Dataset entries:

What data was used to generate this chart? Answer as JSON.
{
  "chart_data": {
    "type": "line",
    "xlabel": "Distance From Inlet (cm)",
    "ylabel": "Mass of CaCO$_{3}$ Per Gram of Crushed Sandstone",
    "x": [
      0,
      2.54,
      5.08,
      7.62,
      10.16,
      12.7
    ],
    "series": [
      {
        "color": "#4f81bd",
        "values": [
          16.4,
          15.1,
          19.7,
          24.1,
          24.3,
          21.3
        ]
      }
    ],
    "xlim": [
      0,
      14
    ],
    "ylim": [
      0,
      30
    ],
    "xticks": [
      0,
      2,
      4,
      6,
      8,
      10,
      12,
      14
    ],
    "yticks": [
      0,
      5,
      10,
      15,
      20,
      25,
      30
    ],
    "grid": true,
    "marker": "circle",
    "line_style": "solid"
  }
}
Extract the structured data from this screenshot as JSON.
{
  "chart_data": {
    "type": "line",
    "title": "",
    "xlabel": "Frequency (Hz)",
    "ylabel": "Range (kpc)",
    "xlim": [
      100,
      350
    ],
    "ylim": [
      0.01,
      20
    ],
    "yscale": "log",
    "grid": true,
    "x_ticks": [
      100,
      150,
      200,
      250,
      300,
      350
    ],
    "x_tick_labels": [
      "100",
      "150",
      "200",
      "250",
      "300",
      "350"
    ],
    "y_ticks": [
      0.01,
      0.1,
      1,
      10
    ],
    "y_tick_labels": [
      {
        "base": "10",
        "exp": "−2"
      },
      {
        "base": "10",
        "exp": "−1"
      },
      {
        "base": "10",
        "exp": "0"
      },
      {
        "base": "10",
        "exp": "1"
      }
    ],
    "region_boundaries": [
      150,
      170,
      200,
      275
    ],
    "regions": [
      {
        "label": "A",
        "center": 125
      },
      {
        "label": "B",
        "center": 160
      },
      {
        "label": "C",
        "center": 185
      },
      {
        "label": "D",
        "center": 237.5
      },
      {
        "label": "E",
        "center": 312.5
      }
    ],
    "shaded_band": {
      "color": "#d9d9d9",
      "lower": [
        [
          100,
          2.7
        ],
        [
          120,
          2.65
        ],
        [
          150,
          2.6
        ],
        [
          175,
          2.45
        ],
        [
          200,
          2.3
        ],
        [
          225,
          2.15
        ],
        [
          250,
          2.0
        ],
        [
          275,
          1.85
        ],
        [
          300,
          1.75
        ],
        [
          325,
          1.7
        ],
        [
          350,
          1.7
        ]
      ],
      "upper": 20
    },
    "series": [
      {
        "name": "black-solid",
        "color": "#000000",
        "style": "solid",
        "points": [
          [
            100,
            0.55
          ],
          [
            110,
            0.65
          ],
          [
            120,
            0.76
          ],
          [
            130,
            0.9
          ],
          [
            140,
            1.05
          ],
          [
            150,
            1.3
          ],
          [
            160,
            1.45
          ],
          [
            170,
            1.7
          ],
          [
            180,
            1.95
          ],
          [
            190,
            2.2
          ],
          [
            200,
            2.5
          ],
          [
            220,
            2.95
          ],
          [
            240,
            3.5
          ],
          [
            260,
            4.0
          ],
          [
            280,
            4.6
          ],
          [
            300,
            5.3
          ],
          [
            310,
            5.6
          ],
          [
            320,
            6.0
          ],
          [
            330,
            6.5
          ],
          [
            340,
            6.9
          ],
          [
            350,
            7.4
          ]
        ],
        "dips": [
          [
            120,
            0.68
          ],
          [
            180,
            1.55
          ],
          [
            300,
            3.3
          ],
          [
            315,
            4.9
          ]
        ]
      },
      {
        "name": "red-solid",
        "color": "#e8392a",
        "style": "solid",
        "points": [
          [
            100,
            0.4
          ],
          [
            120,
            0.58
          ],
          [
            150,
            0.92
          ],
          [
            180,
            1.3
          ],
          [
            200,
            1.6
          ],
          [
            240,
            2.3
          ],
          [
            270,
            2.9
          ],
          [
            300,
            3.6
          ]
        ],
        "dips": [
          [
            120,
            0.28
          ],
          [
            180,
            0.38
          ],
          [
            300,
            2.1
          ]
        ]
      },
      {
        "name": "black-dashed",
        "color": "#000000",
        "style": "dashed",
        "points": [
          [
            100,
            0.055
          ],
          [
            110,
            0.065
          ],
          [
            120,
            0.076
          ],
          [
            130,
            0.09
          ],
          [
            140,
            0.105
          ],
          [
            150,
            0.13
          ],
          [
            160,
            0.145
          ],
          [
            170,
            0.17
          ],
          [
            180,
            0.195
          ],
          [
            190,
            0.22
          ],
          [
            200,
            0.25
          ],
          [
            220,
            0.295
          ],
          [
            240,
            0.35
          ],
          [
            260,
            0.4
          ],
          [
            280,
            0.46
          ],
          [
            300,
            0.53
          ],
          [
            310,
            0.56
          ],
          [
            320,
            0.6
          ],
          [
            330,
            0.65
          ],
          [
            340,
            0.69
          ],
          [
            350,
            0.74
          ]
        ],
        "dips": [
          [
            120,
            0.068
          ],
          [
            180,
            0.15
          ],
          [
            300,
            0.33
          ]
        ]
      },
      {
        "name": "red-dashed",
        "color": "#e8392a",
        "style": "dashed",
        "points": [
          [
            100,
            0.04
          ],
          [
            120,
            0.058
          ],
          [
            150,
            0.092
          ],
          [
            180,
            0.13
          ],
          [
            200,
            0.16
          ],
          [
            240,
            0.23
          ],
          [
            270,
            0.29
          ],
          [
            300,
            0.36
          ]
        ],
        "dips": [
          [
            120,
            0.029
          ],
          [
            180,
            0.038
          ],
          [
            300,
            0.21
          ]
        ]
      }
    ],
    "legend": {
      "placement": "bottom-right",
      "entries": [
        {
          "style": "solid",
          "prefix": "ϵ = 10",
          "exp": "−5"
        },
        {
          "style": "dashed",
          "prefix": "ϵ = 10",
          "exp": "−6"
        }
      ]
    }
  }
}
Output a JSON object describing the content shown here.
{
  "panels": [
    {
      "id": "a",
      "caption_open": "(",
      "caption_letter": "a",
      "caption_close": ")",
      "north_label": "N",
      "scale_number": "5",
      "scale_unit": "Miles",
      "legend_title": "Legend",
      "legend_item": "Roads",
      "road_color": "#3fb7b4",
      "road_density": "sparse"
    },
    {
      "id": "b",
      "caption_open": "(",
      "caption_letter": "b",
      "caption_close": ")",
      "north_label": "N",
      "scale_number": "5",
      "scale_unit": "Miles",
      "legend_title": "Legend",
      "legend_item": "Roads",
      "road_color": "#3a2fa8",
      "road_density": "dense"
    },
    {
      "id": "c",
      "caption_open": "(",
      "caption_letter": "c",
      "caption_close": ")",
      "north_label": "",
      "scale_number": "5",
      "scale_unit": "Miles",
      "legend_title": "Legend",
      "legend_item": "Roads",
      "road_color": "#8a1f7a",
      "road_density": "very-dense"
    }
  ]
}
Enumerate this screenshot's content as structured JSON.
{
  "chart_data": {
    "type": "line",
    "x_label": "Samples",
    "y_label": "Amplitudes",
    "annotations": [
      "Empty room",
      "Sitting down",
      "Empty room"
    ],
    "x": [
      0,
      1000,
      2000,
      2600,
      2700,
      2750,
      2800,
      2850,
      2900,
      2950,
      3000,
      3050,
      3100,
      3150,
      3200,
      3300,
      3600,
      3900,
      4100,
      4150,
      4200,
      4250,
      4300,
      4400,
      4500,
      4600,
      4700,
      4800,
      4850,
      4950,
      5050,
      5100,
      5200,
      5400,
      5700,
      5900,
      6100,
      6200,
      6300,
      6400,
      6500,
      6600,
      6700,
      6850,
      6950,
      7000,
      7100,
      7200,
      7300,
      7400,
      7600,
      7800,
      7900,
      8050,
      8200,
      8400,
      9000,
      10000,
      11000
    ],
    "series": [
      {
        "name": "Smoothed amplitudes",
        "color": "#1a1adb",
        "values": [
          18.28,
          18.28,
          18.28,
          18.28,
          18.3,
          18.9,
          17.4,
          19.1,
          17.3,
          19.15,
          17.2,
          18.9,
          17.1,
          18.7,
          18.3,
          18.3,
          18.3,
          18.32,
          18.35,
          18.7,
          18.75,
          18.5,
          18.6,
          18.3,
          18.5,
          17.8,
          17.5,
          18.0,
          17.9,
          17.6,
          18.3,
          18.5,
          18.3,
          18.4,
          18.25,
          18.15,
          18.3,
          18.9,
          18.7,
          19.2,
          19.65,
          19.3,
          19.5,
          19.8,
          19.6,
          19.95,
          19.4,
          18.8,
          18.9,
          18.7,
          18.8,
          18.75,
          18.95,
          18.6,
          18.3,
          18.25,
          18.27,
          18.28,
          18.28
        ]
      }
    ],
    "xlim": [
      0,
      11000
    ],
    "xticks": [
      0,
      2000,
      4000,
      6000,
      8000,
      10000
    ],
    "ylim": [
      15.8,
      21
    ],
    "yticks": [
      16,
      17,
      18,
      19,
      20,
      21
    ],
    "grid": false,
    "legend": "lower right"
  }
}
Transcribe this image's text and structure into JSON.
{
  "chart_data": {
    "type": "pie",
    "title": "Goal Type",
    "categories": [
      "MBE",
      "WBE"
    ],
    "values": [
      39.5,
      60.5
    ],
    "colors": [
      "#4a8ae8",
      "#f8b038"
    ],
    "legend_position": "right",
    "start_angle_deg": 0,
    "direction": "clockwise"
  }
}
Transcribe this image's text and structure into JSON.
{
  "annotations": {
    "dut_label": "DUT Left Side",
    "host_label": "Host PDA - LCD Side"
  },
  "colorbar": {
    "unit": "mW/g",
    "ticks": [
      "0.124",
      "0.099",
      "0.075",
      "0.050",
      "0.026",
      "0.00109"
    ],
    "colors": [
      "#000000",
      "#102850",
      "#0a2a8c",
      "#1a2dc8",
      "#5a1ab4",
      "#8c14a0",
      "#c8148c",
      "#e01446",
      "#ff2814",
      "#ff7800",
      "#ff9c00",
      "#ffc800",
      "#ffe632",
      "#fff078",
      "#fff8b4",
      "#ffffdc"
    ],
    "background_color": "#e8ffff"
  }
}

**Task:**
In the listing, find all lines with the string "right" and copy them.

**The output:**
      "placement": "bottom-right",
    "legend": "lower right"
    "legend_position": "right",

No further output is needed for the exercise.